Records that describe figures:
↓

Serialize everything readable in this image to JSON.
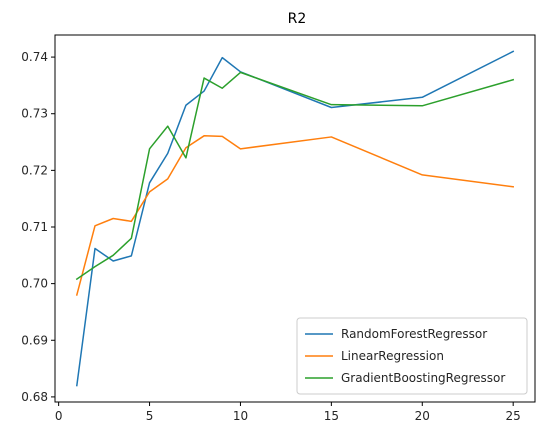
{
  "chart_data": {
    "type": "line",
    "title": "R2",
    "xlabel": "",
    "ylabel": "",
    "xlim": [
      -0.2,
      26.2
    ],
    "ylim": [
      0.6791,
      0.7439
    ],
    "xticks": [
      0,
      5,
      10,
      15,
      20,
      25
    ],
    "yticks": [
      0.68,
      0.69,
      0.7,
      0.71,
      0.72,
      0.73,
      0.74
    ],
    "ytick_labels": [
      "0.68",
      "0.69",
      "0.70",
      "0.71",
      "0.72",
      "0.73",
      "0.74"
    ],
    "grid": false,
    "legend_position": "bottom-right",
    "x": [
      1,
      2,
      3,
      4,
      5,
      6,
      7,
      8,
      9,
      10,
      15,
      20,
      25
    ],
    "series": [
      {
        "name": "RandomForestRegressor",
        "color": "#1f77b4",
        "values": [
          0.682,
          0.7062,
          0.704,
          0.7049,
          0.7178,
          0.723,
          0.7315,
          0.734,
          0.7399,
          0.7374,
          0.7311,
          0.7329,
          0.741
        ]
      },
      {
        "name": "LinearRegression",
        "color": "#ff7f0e",
        "values": [
          0.698,
          0.7102,
          0.7115,
          0.711,
          0.7162,
          0.7185,
          0.724,
          0.7261,
          0.726,
          0.7238,
          0.7259,
          0.7192,
          0.7171
        ]
      },
      {
        "name": "GradientBoostingRegressor",
        "color": "#2ca02c",
        "values": [
          0.7008,
          0.703,
          0.705,
          0.708,
          0.7238,
          0.7278,
          0.7222,
          0.7363,
          0.7345,
          0.7373,
          0.7316,
          0.7314,
          0.736
        ]
      }
    ]
  }
}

↑

What you should do:
Quote each entry above verbatim and drop the pictures.

Worked solution:
Serialize everything readable in this image to JSON.
{
  "chart_data": {
    "type": "line",
    "title": "R2",
    "xlabel": "",
    "ylabel": "",
    "xlim": [
      -0.2,
      26.2
    ],
    "ylim": [
      0.6791,
      0.7439
    ],
    "xticks": [
      0,
      5,
      10,
      15,
      20,
      25
    ],
    "yticks": [
      0.68,
      0.69,
      0.7,
      0.71,
      0.72,
      0.73,
      0.74
    ],
    "ytick_labels": [
      "0.68",
      "0.69",
      "0.70",
      "0.71",
      "0.72",
      "0.73",
      "0.74"
    ],
    "grid": false,
    "legend_position": "bottom-right",
    "x": [
      1,
      2,
      3,
      4,
      5,
      6,
      7,
      8,
      9,
      10,
      15,
      20,
      25
    ],
    "series": [
      {
        "name": "RandomForestRegressor",
        "color": "#1f77b4",
        "values": [
          0.682,
          0.7062,
          0.704,
          0.7049,
          0.7178,
          0.723,
          0.7315,
          0.734,
          0.7399,
          0.7374,
          0.7311,
          0.7329,
          0.741
        ]
      },
      {
        "name": "LinearRegression",
        "color": "#ff7f0e",
        "values": [
          0.698,
          0.7102,
          0.7115,
          0.711,
          0.7162,
          0.7185,
          0.724,
          0.7261,
          0.726,
          0.7238,
          0.7259,
          0.7192,
          0.7171
        ]
      },
      {
        "name": "GradientBoostingRegressor",
        "color": "#2ca02c",
        "values": [
          0.7008,
          0.703,
          0.705,
          0.708,
          0.7238,
          0.7278,
          0.7222,
          0.7363,
          0.7345,
          0.7373,
          0.7316,
          0.7314,
          0.736
        ]
      }
    ]
  }
}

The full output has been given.